## Records:
|---|

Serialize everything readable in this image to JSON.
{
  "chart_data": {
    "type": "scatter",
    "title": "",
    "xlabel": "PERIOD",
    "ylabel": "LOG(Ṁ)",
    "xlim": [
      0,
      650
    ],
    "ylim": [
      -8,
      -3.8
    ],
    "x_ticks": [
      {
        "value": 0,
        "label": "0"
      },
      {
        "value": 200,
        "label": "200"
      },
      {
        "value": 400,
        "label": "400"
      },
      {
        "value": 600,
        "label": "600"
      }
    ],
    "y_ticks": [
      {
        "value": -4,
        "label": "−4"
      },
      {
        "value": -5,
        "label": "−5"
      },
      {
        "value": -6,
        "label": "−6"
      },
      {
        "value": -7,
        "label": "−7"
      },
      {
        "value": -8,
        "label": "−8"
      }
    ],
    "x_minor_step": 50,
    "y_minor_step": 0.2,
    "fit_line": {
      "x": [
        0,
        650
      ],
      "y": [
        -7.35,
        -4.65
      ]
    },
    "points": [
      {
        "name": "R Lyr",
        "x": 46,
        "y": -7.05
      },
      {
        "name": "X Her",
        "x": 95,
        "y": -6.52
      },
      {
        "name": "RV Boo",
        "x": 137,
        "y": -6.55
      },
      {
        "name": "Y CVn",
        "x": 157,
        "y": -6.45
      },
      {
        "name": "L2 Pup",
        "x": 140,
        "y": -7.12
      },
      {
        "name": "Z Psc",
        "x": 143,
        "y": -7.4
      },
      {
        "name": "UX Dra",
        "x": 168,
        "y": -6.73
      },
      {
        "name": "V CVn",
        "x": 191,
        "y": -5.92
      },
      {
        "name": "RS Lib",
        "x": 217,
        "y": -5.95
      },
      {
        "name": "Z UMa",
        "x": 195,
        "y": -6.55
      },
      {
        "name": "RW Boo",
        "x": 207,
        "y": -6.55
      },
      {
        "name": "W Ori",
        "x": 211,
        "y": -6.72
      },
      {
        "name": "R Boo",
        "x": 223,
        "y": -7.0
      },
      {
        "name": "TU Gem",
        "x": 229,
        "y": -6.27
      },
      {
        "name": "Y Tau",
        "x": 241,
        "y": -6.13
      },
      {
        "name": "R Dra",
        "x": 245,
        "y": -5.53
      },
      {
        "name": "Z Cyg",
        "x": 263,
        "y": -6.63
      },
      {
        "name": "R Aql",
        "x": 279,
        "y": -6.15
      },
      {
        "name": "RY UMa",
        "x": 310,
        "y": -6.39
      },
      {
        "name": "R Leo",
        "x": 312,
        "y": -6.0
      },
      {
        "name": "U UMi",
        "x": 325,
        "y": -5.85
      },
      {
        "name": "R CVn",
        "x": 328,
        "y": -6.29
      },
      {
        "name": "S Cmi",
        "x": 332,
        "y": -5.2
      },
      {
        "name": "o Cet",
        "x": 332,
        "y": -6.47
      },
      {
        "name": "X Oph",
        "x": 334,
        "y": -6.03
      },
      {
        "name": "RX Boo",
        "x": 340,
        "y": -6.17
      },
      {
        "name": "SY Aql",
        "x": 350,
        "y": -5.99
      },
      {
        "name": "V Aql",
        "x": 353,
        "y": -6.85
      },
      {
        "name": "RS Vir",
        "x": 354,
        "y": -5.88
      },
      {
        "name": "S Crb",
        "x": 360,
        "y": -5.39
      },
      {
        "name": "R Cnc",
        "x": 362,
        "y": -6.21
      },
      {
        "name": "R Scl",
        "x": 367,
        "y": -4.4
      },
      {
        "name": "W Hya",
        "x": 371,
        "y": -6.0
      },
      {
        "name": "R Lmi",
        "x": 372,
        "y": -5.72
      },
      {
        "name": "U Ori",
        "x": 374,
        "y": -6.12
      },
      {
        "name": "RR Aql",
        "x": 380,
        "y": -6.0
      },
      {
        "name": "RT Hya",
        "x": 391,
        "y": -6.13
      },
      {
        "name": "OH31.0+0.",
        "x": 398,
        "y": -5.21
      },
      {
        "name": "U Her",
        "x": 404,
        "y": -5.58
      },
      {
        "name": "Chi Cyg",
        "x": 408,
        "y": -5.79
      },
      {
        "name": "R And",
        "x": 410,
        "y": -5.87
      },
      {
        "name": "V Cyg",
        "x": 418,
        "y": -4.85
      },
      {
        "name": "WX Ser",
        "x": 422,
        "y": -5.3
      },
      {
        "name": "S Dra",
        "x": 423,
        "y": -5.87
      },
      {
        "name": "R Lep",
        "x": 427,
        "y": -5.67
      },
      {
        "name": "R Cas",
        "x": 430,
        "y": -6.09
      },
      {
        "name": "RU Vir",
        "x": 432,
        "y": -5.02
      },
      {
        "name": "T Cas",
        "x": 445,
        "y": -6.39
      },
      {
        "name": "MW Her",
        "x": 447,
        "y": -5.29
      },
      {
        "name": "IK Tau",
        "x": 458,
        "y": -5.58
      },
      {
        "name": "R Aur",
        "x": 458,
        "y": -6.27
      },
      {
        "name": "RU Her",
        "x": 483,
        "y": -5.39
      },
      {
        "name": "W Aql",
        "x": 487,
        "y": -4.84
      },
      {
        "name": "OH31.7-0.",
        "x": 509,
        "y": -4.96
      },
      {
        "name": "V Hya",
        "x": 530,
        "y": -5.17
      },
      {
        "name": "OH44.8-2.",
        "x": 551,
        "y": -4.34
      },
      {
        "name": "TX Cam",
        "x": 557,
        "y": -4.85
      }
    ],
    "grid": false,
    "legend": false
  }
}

|---|

## Work to complete:
Copy out the lines in which the string "value" appears.

## Response to this exercise:
        "value": 0,
        "value": 200,
        "value": 400,
        "value": 600,
        "value": -4,
        "value": -5,
        "value": -6,
        "value": -7,
        "value": -8,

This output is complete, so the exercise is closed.